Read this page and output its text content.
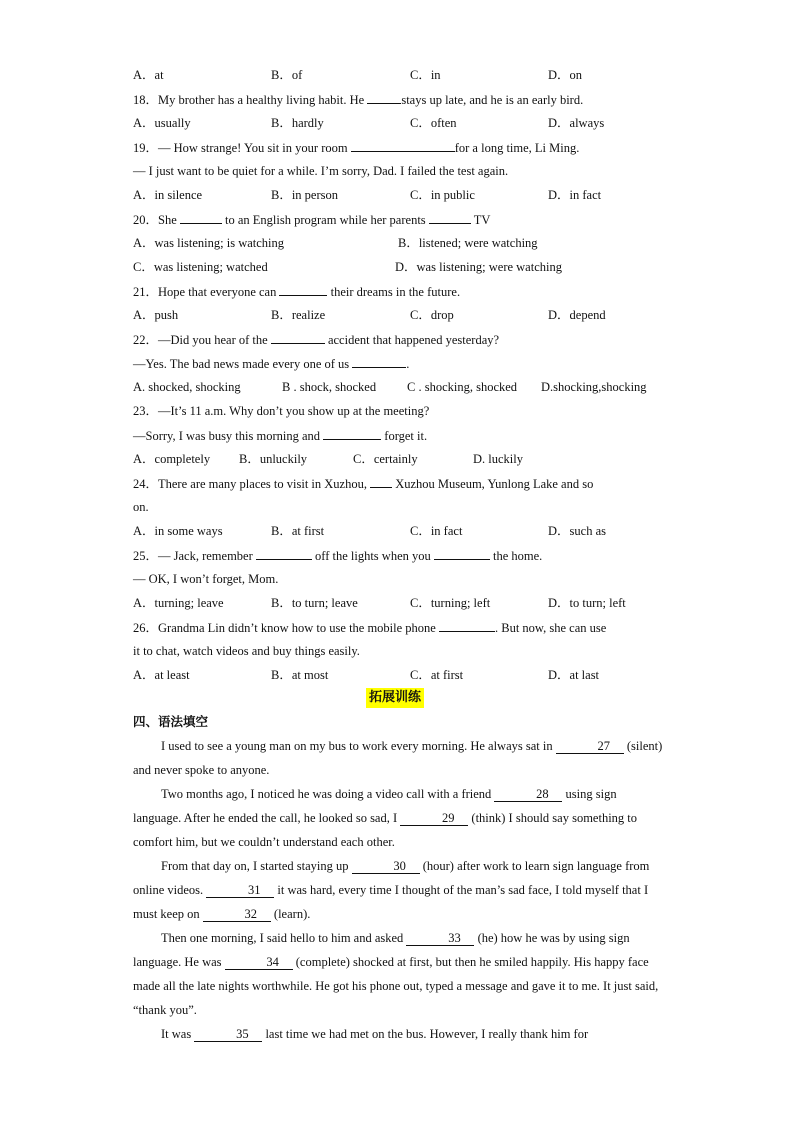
A．at	B．of	C．in	D．on
18．My brother has a healthy living habit. He	stays up late, and he is an early bird.
A．usually	B．hardly	C．often	D．always
19．— How strange! You sit in your room	for a long time, Li Ming.
— I just want to be quiet for a while. I’m sorry, Dad. I failed the test again.
A．in silence	B．in person	C．in public	D．in fact
20．She	to an English program while her parents	TV
A．was listening; is watching	B．listened; were watching
C．was listening; watched	D．was listening; were watching
21．Hope that everyone can	their dreams in the future.
A．push	B．realize	C．drop	D．depend
22．—Did you hear of the	accident that happened yesterday?
—Yes. The bad news made every one of us	.
A. shocked, shocking	B . shock, shocked C . shocking, shocked D.shocking,shocking
23．—It’s 11 a.m. Why don’t you show up at the meeting?
—Sorry, I was busy this morning and	forget it.
A．completely B．unluckily	C．certainly	D. luckily
24．There are many places to visit in Xuzhou,  Xuzhou Museum, Yunlong Lake and so
on.
A．in some ways	B．at first	C．in fact	D．such as
25．— Jack, remember	off the lights when you	the home.
— OK, I won’t forget, Mom.
A．turning; leave	B．to turn; leave	C．turning; left	D．to turn; left
26．Grandma Lin didn’t know how to use the mobile phone	. But now, she can use
it to chat, watch videos and buy things easily.
A．at least	B．at most	C．at first	D．at last
拓展训练
四、语法填空
I used to see a young man on my bus to work every morning. He always sat in	27 (silent) and never spoke to anyone.
Two months ago, I noticed he was doing a video call with a friend	28 using sign language. After he ended the call, he looked so sad, I	29 (think) I should say something to comfort him, but we couldn’t understand each other.
From that day on, I started staying up	30 (hour) after work to learn sign language from online videos.	31 it was hard, every time I thought of the man’s sad face, I told myself that I must keep on	32 (learn).
Then one morning, I said hello to him and asked	33 (he) how he was by using sign language. He was	34 (complete) shocked at first, but then he smiled happily. His happy face made all the late nights worthwhile. He got his phone out, typed a message and gave it to me. It just said, “thank you”.
It was	35 last time we had met on the bus. However, I really thank him for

━━━━━━━━

TASK OBJECTIVE =>
Pull every line containing "videos" from the material above.

FULL OUTPUT =>
it to chat, watch videos and buy things easily.
From that day on, I started staying up	30 (hour) after work to learn sign language from online videos.	31 it was hard, every time I thought of the man’s sad face, I told myself that I must keep on	32 (learn).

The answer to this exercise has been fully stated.